### AIM OF THE EXERCISE
Locate each line containing the string "background" and copy it out.

### RECORDS SUPPLIED
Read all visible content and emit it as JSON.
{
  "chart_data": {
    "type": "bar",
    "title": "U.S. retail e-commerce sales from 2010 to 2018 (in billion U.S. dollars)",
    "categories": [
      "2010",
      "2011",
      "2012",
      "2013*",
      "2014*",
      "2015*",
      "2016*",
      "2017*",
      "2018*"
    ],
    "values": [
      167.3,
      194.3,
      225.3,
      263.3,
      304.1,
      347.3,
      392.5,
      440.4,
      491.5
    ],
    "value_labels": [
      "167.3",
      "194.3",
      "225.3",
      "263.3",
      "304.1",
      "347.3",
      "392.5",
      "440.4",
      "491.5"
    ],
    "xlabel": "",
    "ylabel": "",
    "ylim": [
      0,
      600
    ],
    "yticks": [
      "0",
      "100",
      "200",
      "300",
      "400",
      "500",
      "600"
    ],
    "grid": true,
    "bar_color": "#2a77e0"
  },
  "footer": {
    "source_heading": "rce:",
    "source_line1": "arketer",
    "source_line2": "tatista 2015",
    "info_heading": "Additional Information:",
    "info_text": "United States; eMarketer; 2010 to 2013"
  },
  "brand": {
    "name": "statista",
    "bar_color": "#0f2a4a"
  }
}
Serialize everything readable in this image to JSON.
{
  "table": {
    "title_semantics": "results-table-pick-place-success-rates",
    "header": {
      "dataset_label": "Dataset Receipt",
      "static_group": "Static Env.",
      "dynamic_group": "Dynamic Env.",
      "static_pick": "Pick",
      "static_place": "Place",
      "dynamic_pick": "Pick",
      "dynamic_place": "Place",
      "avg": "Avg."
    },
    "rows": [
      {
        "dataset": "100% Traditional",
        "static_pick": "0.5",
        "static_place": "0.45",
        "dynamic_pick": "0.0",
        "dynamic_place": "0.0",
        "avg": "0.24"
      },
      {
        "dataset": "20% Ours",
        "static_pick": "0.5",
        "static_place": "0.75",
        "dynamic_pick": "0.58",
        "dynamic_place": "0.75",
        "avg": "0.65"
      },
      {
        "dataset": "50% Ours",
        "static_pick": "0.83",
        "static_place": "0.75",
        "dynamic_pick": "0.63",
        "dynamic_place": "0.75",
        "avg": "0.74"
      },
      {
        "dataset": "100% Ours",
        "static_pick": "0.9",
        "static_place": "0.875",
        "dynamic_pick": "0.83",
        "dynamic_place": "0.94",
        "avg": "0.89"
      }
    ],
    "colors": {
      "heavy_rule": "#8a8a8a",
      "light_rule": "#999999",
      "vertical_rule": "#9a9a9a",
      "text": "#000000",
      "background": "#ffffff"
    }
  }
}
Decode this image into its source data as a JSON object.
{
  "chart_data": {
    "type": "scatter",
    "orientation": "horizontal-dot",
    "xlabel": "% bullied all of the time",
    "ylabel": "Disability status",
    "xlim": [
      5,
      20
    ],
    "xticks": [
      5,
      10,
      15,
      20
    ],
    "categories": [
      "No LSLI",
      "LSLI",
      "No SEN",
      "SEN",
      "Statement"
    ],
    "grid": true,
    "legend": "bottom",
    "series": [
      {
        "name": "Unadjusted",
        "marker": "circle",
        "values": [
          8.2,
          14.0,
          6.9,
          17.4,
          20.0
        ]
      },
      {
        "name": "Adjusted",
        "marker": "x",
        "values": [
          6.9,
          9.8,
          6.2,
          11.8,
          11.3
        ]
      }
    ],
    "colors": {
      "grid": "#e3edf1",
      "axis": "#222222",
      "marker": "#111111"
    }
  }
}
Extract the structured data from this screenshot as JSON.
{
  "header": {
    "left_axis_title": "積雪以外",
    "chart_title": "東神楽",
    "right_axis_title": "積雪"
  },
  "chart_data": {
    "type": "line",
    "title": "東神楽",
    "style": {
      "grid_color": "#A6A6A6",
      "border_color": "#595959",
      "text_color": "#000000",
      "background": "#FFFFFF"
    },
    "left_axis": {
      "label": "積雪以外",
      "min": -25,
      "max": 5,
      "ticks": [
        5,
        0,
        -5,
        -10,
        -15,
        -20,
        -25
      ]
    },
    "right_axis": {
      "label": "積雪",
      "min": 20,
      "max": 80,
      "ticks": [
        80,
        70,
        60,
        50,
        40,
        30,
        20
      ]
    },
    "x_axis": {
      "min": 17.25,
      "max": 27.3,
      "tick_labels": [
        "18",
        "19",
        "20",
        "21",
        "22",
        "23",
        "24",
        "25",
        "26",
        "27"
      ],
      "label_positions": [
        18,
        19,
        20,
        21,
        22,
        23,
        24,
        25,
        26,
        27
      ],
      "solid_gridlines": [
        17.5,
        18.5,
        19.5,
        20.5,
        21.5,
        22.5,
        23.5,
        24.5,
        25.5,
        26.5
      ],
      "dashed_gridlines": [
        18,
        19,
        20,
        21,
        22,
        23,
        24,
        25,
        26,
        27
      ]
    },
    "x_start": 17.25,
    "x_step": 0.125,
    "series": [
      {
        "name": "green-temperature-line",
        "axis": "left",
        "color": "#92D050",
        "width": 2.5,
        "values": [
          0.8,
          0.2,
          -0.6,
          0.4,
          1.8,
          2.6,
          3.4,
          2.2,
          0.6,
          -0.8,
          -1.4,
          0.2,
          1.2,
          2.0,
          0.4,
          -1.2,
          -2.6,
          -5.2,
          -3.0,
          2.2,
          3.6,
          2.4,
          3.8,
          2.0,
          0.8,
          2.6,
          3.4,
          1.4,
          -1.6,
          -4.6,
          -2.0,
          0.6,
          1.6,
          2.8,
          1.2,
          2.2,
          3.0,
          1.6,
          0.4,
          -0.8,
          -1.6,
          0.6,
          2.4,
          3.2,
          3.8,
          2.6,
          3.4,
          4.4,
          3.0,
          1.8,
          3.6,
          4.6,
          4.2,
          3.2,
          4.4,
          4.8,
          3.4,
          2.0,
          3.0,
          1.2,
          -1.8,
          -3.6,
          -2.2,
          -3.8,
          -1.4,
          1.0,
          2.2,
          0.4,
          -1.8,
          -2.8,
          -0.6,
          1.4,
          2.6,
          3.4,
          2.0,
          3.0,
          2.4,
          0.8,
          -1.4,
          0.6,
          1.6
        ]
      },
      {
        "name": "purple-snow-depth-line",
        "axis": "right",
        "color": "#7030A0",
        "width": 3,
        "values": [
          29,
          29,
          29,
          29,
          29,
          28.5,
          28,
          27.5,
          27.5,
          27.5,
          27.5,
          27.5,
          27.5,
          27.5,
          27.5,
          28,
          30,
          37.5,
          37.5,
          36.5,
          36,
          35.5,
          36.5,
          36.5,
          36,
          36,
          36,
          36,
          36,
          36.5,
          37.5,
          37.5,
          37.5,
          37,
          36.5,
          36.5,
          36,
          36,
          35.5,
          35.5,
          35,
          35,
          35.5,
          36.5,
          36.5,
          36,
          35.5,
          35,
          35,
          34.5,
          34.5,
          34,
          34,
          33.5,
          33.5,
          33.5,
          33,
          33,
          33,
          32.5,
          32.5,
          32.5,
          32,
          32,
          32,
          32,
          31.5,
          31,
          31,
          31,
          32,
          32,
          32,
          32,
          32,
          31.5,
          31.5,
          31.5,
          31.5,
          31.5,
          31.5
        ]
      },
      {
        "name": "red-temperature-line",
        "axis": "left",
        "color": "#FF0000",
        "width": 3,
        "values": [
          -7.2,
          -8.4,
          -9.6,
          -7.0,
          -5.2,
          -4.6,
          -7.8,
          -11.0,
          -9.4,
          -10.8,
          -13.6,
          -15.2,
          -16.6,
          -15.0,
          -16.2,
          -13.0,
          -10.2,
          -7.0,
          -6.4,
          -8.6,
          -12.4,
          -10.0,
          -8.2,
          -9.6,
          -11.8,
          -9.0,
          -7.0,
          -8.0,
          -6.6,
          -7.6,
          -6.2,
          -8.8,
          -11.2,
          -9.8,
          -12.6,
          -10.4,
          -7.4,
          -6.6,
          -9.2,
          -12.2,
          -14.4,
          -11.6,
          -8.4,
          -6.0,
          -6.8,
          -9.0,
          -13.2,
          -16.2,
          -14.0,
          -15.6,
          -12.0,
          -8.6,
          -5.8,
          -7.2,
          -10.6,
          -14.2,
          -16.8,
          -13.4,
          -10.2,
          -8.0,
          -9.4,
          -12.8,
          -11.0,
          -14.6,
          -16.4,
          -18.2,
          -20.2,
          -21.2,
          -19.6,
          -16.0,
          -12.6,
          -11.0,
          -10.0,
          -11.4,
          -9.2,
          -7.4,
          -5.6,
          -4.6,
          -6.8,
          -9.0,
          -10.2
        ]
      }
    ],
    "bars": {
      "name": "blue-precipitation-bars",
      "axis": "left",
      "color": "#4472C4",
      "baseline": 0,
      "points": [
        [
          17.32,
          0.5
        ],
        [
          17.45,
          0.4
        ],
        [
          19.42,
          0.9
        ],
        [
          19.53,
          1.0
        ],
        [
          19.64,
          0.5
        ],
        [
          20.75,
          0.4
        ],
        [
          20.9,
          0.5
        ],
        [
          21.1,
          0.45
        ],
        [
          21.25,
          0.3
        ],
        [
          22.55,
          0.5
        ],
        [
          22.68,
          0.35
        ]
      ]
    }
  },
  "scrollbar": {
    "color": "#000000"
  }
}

### FINAL RESULT
      "background": "#ffffff"
      "background": "#FFFFFF"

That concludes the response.